**Lista de tareas:**
1: Reescribe como lista el párrafo del texto sobre el poder punitivo que comienza con "El primer intento en el mundo occidental" y conserva sus datos principales.
2: Resume en dos oraciones el texto sobre el poder punitivo.
3: Transcribe del texto sobre el poder punitivo el fragmento que empieza en "SOCIEDAD › OPINIóN" y termina en "la disputa originada.".

SOCIEDAD › OPINIóN
› Por Lucas Crisafulli *
El primer intento en el mundo occidental (eso que se conoce como Europa y que se suma América desde la colonización en 1492) de limitar el poder punitivo fue el Código de Hammurabi. Creado hace 3700 años aproximadamente por el rey Hammurabi de Babilonia, contenía la aplicación de la famosa Ley del Talión: ojo por ojo, diente por diente. Para evitar que un crimen pudiera dar lugar a una venganza infinita, incluso en contra del clan o familia del victimario, la ley del talión ponía fin a la disputa a través de una retribución medianamente equivalente, según el contexto de la época. Así, a quien robara, se le cortaría la mano en venganza, llevando el autor la marca de la deshonra por un lado, y por el otro, poniendo fin a la disputa originada.
Visto con nuestros ojos del año 2016, la ley del talión nos resulta salvaje, pero en realidad fue una forma de poner límites a las represalias por hechos considerados perjudiciales.
Desde entonces, el poder punitivo ha fluctuado entre momentos de mayor contención, hacia otros en que se ha desbordado, cual agua que rebalse un dique y provoca catástrofes.
Hay momentos en que el poder punitivo lo ha ejercido directamente el Estado a través de sus agentes, como la policía o los ejércitos en funciones punitivas –por ejemplo, el terrorismo de Estado vivido en Argentina en la última dictadura militar–. En otros momentos, los Estados promueven –por acción o por omisión– un marco cultural propenso a que ciudadanos, transformados en vecinos delatores, denuncistas o simplemente linchadores, ejerzan una porción de poder punitivo. En los últimos días se ha ventilado mediáticamente los casos del “médico” que asesinó a un “ladrón” a balazos, o el “carnicero” que mató al “ladrón” aplastándolo con su auto.

**Material proporcionado:**

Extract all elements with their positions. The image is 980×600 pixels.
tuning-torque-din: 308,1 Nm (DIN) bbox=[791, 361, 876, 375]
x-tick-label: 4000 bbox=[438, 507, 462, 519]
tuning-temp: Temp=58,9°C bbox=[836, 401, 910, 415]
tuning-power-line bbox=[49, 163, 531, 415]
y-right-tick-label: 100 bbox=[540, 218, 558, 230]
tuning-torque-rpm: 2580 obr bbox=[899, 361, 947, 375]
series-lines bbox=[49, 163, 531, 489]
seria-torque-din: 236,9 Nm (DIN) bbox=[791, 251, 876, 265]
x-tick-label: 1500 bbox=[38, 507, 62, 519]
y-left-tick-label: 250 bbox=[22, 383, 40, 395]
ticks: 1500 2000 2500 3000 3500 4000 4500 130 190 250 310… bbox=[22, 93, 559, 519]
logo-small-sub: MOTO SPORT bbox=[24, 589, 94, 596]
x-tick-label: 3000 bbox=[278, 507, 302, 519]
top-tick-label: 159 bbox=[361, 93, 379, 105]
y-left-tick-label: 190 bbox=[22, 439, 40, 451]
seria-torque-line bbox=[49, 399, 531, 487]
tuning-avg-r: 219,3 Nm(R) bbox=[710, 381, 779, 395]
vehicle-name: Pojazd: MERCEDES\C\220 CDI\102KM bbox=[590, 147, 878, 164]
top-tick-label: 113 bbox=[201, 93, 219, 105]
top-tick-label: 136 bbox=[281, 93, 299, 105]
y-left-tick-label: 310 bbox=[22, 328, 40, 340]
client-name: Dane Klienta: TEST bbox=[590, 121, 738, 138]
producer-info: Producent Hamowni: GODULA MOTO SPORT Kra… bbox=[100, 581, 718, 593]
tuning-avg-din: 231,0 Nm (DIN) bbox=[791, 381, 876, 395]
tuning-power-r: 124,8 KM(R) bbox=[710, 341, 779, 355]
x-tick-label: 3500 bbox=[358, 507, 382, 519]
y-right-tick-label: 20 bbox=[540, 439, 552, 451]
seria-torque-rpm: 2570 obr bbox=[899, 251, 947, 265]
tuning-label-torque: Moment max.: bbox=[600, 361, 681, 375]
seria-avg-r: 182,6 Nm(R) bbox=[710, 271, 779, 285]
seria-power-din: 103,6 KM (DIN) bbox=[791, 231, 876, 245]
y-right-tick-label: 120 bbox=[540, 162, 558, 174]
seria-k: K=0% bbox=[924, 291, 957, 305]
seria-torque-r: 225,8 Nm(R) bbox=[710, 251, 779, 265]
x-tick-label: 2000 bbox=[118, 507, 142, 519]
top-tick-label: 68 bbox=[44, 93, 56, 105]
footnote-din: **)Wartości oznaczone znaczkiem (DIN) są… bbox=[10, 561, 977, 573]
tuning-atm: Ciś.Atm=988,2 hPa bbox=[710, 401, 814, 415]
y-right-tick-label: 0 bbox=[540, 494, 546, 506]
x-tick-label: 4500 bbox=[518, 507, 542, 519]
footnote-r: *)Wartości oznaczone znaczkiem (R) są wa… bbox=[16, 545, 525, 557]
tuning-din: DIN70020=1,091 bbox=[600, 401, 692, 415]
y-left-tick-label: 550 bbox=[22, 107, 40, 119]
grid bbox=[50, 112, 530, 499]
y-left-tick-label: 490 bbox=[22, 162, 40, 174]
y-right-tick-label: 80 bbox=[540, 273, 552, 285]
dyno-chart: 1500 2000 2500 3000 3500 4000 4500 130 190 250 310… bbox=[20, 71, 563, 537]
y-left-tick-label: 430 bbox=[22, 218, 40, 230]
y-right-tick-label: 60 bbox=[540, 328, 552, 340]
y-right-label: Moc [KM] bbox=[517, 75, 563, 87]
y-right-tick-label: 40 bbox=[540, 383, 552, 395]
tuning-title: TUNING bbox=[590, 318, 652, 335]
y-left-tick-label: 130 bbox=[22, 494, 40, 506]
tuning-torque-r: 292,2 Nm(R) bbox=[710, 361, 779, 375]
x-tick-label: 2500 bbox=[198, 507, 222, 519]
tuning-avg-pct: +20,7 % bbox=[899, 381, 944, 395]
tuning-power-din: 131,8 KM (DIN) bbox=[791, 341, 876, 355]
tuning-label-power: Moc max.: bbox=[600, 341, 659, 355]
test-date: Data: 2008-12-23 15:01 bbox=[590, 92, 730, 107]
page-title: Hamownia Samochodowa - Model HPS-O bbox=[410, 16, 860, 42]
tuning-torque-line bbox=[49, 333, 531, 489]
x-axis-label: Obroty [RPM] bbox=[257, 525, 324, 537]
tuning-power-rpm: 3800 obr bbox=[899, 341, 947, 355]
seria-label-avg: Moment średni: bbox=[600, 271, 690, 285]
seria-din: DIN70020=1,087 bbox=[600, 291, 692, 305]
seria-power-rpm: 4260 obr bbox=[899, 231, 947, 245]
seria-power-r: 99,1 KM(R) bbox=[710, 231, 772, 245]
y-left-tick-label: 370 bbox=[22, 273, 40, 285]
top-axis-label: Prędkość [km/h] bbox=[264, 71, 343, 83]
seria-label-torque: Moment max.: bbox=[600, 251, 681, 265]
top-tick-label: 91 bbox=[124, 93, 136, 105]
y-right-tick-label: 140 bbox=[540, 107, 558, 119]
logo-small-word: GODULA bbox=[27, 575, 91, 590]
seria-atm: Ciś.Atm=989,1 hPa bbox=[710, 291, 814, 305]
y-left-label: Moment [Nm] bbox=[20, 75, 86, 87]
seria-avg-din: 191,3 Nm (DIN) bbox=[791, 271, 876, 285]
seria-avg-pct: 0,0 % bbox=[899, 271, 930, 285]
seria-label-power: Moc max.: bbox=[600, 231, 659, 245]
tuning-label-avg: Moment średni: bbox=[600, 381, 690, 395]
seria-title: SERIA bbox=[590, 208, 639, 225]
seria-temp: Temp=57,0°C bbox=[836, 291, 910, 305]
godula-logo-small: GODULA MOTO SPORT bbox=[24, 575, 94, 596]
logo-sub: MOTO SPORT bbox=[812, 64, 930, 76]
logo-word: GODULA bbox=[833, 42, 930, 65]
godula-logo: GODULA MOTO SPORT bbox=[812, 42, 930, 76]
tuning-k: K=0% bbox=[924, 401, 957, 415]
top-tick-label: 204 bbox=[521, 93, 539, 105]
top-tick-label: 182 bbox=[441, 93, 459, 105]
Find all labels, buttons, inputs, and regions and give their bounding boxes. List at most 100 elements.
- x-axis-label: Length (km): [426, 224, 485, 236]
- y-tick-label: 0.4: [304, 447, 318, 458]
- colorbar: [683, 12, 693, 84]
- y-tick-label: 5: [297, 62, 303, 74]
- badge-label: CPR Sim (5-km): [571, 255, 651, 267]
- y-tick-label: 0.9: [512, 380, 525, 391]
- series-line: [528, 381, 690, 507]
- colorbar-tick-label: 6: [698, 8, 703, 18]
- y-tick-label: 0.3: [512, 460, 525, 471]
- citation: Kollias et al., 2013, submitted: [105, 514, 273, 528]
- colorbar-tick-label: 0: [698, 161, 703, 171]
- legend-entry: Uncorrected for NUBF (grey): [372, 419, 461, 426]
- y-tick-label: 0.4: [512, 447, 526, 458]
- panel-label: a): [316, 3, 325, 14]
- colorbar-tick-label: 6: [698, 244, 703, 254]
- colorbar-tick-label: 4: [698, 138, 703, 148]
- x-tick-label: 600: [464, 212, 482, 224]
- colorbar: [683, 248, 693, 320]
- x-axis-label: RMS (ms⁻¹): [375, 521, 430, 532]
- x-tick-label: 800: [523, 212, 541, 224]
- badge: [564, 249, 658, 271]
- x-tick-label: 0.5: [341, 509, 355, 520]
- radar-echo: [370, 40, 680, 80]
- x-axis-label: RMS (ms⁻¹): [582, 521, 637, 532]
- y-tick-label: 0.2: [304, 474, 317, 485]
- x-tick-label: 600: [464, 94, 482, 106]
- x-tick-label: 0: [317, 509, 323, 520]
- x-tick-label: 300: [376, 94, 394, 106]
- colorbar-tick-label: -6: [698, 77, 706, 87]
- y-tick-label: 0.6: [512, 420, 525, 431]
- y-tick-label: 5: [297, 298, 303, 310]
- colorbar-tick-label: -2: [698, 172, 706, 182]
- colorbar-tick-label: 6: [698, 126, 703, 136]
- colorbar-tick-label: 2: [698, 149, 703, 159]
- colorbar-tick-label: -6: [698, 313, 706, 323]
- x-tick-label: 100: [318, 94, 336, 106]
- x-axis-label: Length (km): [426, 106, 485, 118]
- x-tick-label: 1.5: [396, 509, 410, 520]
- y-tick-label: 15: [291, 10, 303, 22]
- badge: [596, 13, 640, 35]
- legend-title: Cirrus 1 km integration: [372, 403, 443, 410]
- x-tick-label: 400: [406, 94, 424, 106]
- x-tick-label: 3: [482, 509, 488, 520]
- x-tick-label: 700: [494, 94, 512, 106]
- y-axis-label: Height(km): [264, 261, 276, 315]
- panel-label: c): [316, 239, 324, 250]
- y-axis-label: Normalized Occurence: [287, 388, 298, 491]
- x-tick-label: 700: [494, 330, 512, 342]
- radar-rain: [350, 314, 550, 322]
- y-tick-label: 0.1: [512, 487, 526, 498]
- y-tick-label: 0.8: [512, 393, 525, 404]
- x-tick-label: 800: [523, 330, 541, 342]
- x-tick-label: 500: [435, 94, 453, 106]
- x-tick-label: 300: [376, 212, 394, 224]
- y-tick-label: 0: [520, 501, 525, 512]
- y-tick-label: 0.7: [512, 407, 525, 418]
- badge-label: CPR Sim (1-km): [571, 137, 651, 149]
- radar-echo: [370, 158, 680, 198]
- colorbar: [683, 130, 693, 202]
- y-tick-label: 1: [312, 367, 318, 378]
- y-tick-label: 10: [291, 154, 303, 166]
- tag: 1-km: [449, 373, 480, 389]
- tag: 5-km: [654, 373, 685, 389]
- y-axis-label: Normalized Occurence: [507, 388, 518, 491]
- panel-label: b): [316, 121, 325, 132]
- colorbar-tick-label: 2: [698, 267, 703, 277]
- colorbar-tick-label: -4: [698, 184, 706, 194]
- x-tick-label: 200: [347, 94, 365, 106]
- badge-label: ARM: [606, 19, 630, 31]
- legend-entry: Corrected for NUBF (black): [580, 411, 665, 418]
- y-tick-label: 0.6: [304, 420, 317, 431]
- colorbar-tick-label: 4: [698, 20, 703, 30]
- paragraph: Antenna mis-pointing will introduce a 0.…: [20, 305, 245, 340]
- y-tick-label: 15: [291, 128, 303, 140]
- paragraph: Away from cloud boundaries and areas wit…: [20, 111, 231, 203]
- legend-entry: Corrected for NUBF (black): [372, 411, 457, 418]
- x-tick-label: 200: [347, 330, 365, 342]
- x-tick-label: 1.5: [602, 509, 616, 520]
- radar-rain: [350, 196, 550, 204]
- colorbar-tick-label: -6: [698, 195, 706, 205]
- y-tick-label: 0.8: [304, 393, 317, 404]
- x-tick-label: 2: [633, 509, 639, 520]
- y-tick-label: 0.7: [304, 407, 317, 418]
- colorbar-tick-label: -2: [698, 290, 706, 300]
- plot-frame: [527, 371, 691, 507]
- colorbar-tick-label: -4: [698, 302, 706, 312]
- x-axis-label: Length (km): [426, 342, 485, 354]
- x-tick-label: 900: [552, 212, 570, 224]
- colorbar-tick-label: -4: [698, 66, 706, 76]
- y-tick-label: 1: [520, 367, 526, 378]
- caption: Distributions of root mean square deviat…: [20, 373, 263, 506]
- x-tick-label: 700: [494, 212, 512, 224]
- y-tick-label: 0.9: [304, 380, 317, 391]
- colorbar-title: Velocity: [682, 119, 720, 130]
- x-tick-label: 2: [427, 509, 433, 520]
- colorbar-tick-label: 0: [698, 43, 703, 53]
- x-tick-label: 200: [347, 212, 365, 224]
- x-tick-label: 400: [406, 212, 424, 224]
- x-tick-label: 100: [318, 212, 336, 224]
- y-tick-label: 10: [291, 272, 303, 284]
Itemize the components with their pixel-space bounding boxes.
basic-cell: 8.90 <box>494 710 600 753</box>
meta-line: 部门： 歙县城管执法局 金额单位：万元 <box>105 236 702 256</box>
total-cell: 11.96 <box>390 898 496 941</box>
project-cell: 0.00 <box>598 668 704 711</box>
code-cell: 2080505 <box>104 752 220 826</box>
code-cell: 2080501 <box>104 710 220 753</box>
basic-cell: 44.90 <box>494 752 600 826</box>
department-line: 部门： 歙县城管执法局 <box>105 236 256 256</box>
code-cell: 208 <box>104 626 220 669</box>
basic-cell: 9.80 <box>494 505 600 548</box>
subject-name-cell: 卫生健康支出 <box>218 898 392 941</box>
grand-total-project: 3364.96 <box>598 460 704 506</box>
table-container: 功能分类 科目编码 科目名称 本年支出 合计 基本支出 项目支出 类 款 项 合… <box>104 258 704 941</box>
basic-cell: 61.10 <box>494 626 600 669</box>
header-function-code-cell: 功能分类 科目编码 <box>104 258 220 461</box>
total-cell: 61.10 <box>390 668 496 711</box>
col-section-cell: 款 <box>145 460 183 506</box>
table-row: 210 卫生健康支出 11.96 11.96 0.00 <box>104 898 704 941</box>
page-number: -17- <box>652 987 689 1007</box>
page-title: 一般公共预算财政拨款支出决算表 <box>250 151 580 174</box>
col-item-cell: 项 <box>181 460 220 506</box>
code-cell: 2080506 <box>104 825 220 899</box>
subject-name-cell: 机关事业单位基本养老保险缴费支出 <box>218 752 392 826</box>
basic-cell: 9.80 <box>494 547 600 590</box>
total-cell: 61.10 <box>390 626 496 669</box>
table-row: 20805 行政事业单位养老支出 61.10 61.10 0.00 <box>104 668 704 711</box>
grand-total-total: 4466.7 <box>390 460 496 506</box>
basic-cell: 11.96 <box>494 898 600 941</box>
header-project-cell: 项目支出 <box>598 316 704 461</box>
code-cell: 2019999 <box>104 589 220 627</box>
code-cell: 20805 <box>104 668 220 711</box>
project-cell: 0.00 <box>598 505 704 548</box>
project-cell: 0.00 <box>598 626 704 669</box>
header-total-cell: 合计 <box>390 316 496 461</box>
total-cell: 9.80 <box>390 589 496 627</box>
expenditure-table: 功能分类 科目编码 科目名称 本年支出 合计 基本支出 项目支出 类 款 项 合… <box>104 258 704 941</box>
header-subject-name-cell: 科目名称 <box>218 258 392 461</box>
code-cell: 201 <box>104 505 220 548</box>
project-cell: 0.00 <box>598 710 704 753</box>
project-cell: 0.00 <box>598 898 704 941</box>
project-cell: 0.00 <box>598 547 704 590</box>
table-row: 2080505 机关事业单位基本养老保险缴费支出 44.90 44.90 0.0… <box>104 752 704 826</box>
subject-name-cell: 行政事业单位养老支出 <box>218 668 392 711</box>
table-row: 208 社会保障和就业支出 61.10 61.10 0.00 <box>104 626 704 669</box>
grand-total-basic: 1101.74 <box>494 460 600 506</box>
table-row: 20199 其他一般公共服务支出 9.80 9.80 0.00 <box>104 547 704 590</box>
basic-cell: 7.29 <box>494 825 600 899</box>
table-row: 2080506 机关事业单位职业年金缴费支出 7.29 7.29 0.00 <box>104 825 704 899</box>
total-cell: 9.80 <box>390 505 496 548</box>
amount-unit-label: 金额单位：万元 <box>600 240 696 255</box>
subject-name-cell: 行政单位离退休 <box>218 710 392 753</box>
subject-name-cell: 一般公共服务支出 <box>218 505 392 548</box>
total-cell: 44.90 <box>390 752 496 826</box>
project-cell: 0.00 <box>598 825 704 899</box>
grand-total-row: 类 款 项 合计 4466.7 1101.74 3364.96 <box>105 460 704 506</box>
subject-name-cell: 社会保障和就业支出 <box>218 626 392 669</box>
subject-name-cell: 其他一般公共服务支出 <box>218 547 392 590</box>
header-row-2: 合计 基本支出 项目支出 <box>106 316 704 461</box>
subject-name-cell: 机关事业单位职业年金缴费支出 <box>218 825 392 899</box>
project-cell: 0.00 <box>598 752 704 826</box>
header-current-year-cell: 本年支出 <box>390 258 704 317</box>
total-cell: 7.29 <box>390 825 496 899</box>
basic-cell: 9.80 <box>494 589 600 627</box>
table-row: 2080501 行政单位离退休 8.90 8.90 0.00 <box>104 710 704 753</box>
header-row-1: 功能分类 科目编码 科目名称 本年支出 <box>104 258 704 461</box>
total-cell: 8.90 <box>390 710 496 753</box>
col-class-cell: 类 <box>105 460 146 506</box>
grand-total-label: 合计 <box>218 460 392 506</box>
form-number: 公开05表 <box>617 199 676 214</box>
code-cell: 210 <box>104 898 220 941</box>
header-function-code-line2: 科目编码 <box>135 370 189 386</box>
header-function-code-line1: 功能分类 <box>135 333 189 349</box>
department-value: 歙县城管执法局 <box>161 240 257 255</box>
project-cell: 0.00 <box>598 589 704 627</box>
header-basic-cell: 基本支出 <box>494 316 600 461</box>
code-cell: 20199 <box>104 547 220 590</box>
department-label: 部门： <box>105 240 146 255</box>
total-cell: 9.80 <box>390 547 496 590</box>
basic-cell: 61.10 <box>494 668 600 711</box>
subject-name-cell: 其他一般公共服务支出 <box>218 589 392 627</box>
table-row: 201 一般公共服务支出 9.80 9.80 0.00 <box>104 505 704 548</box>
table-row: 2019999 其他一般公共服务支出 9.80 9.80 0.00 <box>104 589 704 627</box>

**Respuestas del ejercicio:**
1:
- El Código de Hammurabi fue el primer intento del mundo occidental de limitar el poder punitivo.
- Lo creó hace unos 3700 años el rey Hammurabi de Babilonia.
- Contenía la Ley del Talión: ojo por ojo, diente por diente.
- Buscaba evitar que un crimen diera lugar a una venganza infinita, incluso contra el clan o la familia del victimario.
- Para ello ponía fin a la disputa con una retribución medianamente equivalente, según el contexto de la época.
- Por ejemplo, a quien robara se le cortaba la mano. Así el autor llevaba la marca de la deshonra y la disputa terminaba.

2: El Código de Hammurabi, con su ley del talión, fue el primer intento occidental de limitar el poder punitivo mediante una retribución medianamente equivalente que pusiera fin a las disputas. Desde entonces ese poder ha oscilado entre la contención y el desborde, y lo han ejercido a veces el propio Estado a través de sus agentes y otras veces ciudadanos, dentro de un marco cultural que el Estado promueve por acción o por omisión.

3:
SOCIEDAD › OPINIóN
› Por Lucas Crisafulli *
El primer intento en el mundo occidental (eso que se conoce como Europa y que se suma América desde la colonización en 1492) de limitar el poder punitivo fue el Código de Hammurabi. Creado hace 3700 años aproximadamente por el rey Hammurabi de Babilonia, contenía la aplicación de la famosa Ley del Talión: ojo por ojo, diente por diente. Para evitar que un crimen pudiera dar lugar a una venganza infinita, incluso en contra del clan o familia del victimario, la ley del talión ponía fin a la disputa a través de una retribución medianamente equivalente, según el contexto de la época. Así, a quien robara, se le cortaría la mano en venganza, llevando el autor la marca de la deshonra por un lado, y por el otro, poniendo fin a la disputa originada.